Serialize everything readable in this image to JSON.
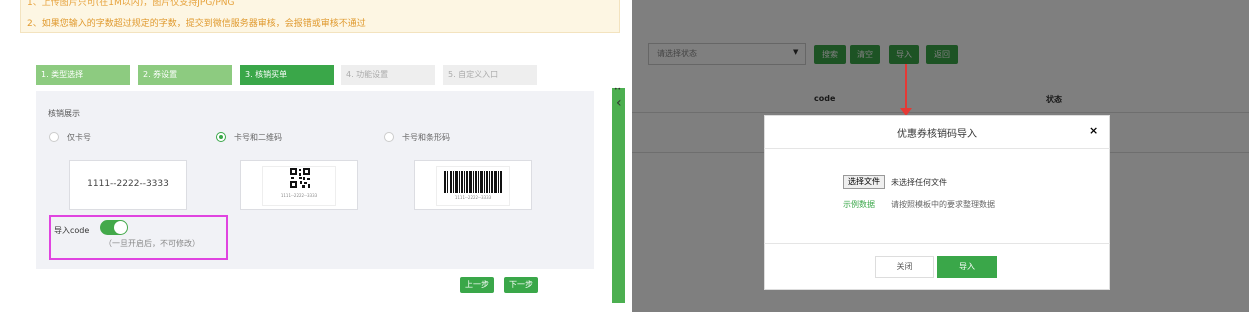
{
  "left": {
    "notice": {
      "line1": "1、上传图片只可(在1M以内)，图片仅支持JPG/PNG",
      "line2": "2、如果您输入的字数超过规定的字数，提交到微信服务器审核，会报错或审核不通过"
    },
    "steps": [
      {
        "label": "1. 类型选择",
        "state": "done"
      },
      {
        "label": "2. 券设置",
        "state": "done"
      },
      {
        "label": "3. 核销买单",
        "state": "active"
      },
      {
        "label": "4. 功能设置",
        "state": "todo"
      },
      {
        "label": "5. 自定义入口",
        "state": "todo"
      }
    ],
    "section_title": "核销展示",
    "radios": [
      {
        "label": "仅卡号",
        "selected": false
      },
      {
        "label": "卡号和二维码",
        "selected": true
      },
      {
        "label": "卡号和条形码",
        "selected": false
      }
    ],
    "cards": {
      "number_text": "1111--2222--3333",
      "qr_caption": "1111--2222--3333",
      "barcode_caption": "1111--2222--3333"
    },
    "import_code": {
      "label": "导入code",
      "enabled": true,
      "hint": "（一旦开启后，不可修改）"
    },
    "buttons": {
      "prev": "上一步",
      "next": "下一步"
    },
    "colors": {
      "accent": "#3aa749",
      "highlight_border": "#e044e0"
    }
  },
  "right": {
    "toolbar": {
      "status_placeholder": "请选择状态",
      "search": "搜索",
      "clear": "清空",
      "import": "导入",
      "back": "返回"
    },
    "table_headers": {
      "code": "code",
      "status": "状态"
    },
    "modal": {
      "title": "优惠券核销码导入",
      "close_symbol": "×",
      "file_button": "选择文件",
      "file_status": "未选择任何文件",
      "sample_link": "示例数据",
      "sample_hint": "请按照模板中的要求整理数据",
      "cancel": "关闭",
      "confirm": "导入"
    },
    "colors": {
      "annotation_arrow": "#e53935"
    }
  }
}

┄┄┄┄┄┄┄┄┄┄┄┄┄┄┄┄┄┄┄┄

**Requirements**
Write out the listing above exactly as it stands, pictures excluded.

**Task response**
Serialize everything readable in this image to JSON.
{
  "left": {
    "notice": {
      "line1": "1、上传图片只可(在1M以内)，图片仅支持JPG/PNG",
      "line2": "2、如果您输入的字数超过规定的字数，提交到微信服务器审核，会报错或审核不通过"
    },
    "steps": [
      {
        "label": "1. 类型选择",
        "state": "done"
      },
      {
        "label": "2. 券设置",
        "state": "done"
      },
      {
        "label": "3. 核销买单",
        "state": "active"
      },
      {
        "label": "4. 功能设置",
        "state": "todo"
      },
      {
        "label": "5. 自定义入口",
        "state": "todo"
      }
    ],
    "section_title": "核销展示",
    "radios": [
      {
        "label": "仅卡号",
        "selected": false
      },
      {
        "label": "卡号和二维码",
        "selected": true
      },
      {
        "label": "卡号和条形码",
        "selected": false
      }
    ],
    "cards": {
      "number_text": "1111--2222--3333",
      "qr_caption": "1111--2222--3333",
      "barcode_caption": "1111--2222--3333"
    },
    "import_code": {
      "label": "导入code",
      "enabled": true,
      "hint": "（一旦开启后，不可修改）"
    },
    "buttons": {
      "prev": "上一步",
      "next": "下一步"
    },
    "colors": {
      "accent": "#3aa749",
      "highlight_border": "#e044e0"
    }
  },
  "right": {
    "toolbar": {
      "status_placeholder": "请选择状态",
      "search": "搜索",
      "clear": "清空",
      "import": "导入",
      "back": "返回"
    },
    "table_headers": {
      "code": "code",
      "status": "状态"
    },
    "modal": {
      "title": "优惠券核销码导入",
      "close_symbol": "×",
      "file_button": "选择文件",
      "file_status": "未选择任何文件",
      "sample_link": "示例数据",
      "sample_hint": "请按照模板中的要求整理数据",
      "cancel": "关闭",
      "confirm": "导入"
    },
    "colors": {
      "annotation_arrow": "#e53935"
    }
  }
}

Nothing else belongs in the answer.